START WORKING DATA
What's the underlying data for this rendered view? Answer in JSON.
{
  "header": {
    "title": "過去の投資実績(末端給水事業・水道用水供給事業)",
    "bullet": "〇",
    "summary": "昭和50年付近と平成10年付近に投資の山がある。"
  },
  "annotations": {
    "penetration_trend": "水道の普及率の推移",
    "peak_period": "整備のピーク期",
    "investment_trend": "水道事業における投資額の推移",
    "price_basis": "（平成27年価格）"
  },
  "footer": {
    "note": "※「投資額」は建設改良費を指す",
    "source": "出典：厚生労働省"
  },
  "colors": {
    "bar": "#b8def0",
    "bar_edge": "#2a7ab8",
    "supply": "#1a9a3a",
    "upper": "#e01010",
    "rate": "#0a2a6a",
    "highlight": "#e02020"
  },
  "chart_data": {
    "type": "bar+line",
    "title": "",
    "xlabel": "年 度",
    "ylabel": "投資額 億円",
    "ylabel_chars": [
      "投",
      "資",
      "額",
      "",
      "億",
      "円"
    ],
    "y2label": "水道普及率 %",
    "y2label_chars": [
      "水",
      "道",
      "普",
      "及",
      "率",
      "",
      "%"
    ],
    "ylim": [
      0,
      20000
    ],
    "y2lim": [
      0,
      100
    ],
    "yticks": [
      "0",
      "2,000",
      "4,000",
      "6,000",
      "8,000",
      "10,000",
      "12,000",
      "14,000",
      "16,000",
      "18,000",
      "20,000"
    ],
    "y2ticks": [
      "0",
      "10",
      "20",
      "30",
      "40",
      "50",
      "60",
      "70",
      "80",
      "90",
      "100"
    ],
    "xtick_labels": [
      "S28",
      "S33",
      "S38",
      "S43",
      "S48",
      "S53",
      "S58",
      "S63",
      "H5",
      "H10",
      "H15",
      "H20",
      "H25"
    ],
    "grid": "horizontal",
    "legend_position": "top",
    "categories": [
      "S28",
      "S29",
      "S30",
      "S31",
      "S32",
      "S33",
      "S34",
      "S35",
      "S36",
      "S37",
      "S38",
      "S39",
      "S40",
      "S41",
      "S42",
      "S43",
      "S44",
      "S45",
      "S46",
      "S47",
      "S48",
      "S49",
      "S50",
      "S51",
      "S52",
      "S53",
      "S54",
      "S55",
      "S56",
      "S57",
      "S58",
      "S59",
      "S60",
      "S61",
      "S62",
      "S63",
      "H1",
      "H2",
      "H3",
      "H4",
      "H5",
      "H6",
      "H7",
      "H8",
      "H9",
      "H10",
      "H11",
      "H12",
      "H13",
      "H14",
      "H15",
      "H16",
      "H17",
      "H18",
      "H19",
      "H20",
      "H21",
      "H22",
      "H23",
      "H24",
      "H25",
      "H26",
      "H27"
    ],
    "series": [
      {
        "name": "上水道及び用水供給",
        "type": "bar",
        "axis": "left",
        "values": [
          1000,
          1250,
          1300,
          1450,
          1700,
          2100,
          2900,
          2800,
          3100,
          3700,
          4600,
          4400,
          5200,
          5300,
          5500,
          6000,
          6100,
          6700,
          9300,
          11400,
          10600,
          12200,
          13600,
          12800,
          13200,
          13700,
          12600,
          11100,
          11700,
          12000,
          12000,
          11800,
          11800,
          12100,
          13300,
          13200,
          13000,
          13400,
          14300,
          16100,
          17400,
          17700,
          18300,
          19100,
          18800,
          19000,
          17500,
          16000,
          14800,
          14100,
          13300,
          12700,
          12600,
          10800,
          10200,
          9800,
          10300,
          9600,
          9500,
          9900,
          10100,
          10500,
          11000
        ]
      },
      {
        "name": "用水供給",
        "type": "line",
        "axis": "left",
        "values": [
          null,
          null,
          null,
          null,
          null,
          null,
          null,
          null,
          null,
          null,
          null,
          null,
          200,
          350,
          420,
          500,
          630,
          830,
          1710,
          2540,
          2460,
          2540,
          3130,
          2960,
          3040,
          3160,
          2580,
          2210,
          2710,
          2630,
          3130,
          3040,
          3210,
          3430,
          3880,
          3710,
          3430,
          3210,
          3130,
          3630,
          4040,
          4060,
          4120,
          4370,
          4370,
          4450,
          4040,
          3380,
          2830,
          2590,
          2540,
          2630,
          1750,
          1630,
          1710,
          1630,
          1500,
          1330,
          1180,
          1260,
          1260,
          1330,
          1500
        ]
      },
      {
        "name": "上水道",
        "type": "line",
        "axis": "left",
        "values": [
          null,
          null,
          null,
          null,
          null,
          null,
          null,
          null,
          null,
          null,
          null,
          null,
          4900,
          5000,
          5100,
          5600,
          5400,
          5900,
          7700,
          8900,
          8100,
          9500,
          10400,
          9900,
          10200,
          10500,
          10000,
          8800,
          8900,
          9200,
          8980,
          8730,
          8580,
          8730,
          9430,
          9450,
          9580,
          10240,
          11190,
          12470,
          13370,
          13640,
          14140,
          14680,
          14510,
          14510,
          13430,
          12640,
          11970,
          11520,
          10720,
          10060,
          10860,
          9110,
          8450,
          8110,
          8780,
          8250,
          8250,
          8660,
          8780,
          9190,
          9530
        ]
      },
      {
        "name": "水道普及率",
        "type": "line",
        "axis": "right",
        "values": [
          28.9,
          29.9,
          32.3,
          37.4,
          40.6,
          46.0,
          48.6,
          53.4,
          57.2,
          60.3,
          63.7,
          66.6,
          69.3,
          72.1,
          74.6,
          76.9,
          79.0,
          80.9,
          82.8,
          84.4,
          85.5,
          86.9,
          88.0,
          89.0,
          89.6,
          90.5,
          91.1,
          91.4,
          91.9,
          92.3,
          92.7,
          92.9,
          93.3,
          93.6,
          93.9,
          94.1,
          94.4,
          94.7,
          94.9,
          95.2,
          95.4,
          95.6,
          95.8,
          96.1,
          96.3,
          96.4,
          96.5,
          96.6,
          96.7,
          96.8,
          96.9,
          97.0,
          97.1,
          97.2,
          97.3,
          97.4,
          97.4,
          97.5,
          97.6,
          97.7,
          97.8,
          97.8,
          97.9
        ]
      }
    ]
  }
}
END WORKING DATA
> GIVEN TASK: Extract all of the data shown above and repeat it verbatim.

> COMPLETE ANSWER:
What's the underlying data for this rendered view? Answer in JSON.
{
  "header": {
    "title": "過去の投資実績(末端給水事業・水道用水供給事業)",
    "bullet": "〇",
    "summary": "昭和50年付近と平成10年付近に投資の山がある。"
  },
  "annotations": {
    "penetration_trend": "水道の普及率の推移",
    "peak_period": "整備のピーク期",
    "investment_trend": "水道事業における投資額の推移",
    "price_basis": "（平成27年価格）"
  },
  "footer": {
    "note": "※「投資額」は建設改良費を指す",
    "source": "出典：厚生労働省"
  },
  "colors": {
    "bar": "#b8def0",
    "bar_edge": "#2a7ab8",
    "supply": "#1a9a3a",
    "upper": "#e01010",
    "rate": "#0a2a6a",
    "highlight": "#e02020"
  },
  "chart_data": {
    "type": "bar+line",
    "title": "",
    "xlabel": "年 度",
    "ylabel": "投資額 億円",
    "ylabel_chars": [
      "投",
      "資",
      "額",
      "",
      "億",
      "円"
    ],
    "y2label": "水道普及率 %",
    "y2label_chars": [
      "水",
      "道",
      "普",
      "及",
      "率",
      "",
      "%"
    ],
    "ylim": [
      0,
      20000
    ],
    "y2lim": [
      0,
      100
    ],
    "yticks": [
      "0",
      "2,000",
      "4,000",
      "6,000",
      "8,000",
      "10,000",
      "12,000",
      "14,000",
      "16,000",
      "18,000",
      "20,000"
    ],
    "y2ticks": [
      "0",
      "10",
      "20",
      "30",
      "40",
      "50",
      "60",
      "70",
      "80",
      "90",
      "100"
    ],
    "xtick_labels": [
      "S28",
      "S33",
      "S38",
      "S43",
      "S48",
      "S53",
      "S58",
      "S63",
      "H5",
      "H10",
      "H15",
      "H20",
      "H25"
    ],
    "grid": "horizontal",
    "legend_position": "top",
    "categories": [
      "S28",
      "S29",
      "S30",
      "S31",
      "S32",
      "S33",
      "S34",
      "S35",
      "S36",
      "S37",
      "S38",
      "S39",
      "S40",
      "S41",
      "S42",
      "S43",
      "S44",
      "S45",
      "S46",
      "S47",
      "S48",
      "S49",
      "S50",
      "S51",
      "S52",
      "S53",
      "S54",
      "S55",
      "S56",
      "S57",
      "S58",
      "S59",
      "S60",
      "S61",
      "S62",
      "S63",
      "H1",
      "H2",
      "H3",
      "H4",
      "H5",
      "H6",
      "H7",
      "H8",
      "H9",
      "H10",
      "H11",
      "H12",
      "H13",
      "H14",
      "H15",
      "H16",
      "H17",
      "H18",
      "H19",
      "H20",
      "H21",
      "H22",
      "H23",
      "H24",
      "H25",
      "H26",
      "H27"
    ],
    "series": [
      {
        "name": "上水道及び用水供給",
        "type": "bar",
        "axis": "left",
        "values": [
          1000,
          1250,
          1300,
          1450,
          1700,
          2100,
          2900,
          2800,
          3100,
          3700,
          4600,
          4400,
          5200,
          5300,
          5500,
          6000,
          6100,
          6700,
          9300,
          11400,
          10600,
          12200,
          13600,
          12800,
          13200,
          13700,
          12600,
          11100,
          11700,
          12000,
          12000,
          11800,
          11800,
          12100,
          13300,
          13200,
          13000,
          13400,
          14300,
          16100,
          17400,
          17700,
          18300,
          19100,
          18800,
          19000,
          17500,
          16000,
          14800,
          14100,
          13300,
          12700,
          12600,
          10800,
          10200,
          9800,
          10300,
          9600,
          9500,
          9900,
          10100,
          10500,
          11000
        ]
      },
      {
        "name": "用水供給",
        "type": "line",
        "axis": "left",
        "values": [
          null,
          null,
          null,
          null,
          null,
          null,
          null,
          null,
          null,
          null,
          null,
          null,
          200,
          350,
          420,
          500,
          630,
          830,
          1710,
          2540,
          2460,
          2540,
          3130,
          2960,
          3040,
          3160,
          2580,
          2210,
          2710,
          2630,
          3130,
          3040,
          3210,
          3430,
          3880,
          3710,
          3430,
          3210,
          3130,
          3630,
          4040,
          4060,
          4120,
          4370,
          4370,
          4450,
          4040,
          3380,
          2830,
          2590,
          2540,
          2630,
          1750,
          1630,
          1710,
          1630,
          1500,
          1330,
          1180,
          1260,
          1260,
          1330,
          1500
        ]
      },
      {
        "name": "上水道",
        "type": "line",
        "axis": "left",
        "values": [
          null,
          null,
          null,
          null,
          null,
          null,
          null,
          null,
          null,
          null,
          null,
          null,
          4900,
          5000,
          5100,
          5600,
          5400,
          5900,
          7700,
          8900,
          8100,
          9500,
          10400,
          9900,
          10200,
          10500,
          10000,
          8800,
          8900,
          9200,
          8980,
          8730,
          8580,
          8730,
          9430,
          9450,
          9580,
          10240,
          11190,
          12470,
          13370,
          13640,
          14140,
          14680,
          14510,
          14510,
          13430,
          12640,
          11970,
          11520,
          10720,
          10060,
          10860,
          9110,
          8450,
          8110,
          8780,
          8250,
          8250,
          8660,
          8780,
          9190,
          9530
        ]
      },
      {
        "name": "水道普及率",
        "type": "line",
        "axis": "right",
        "values": [
          28.9,
          29.9,
          32.3,
          37.4,
          40.6,
          46.0,
          48.6,
          53.4,
          57.2,
          60.3,
          63.7,
          66.6,
          69.3,
          72.1,
          74.6,
          76.9,
          79.0,
          80.9,
          82.8,
          84.4,
          85.5,
          86.9,
          88.0,
          89.0,
          89.6,
          90.5,
          91.1,
          91.4,
          91.9,
          92.3,
          92.7,
          92.9,
          93.3,
          93.6,
          93.9,
          94.1,
          94.4,
          94.7,
          94.9,
          95.2,
          95.4,
          95.6,
          95.8,
          96.1,
          96.3,
          96.4,
          96.5,
          96.6,
          96.7,
          96.8,
          96.9,
          97.0,
          97.1,
          97.2,
          97.3,
          97.4,
          97.4,
          97.5,
          97.6,
          97.7,
          97.8,
          97.8,
          97.9
        ]
      }
    ]
  }
}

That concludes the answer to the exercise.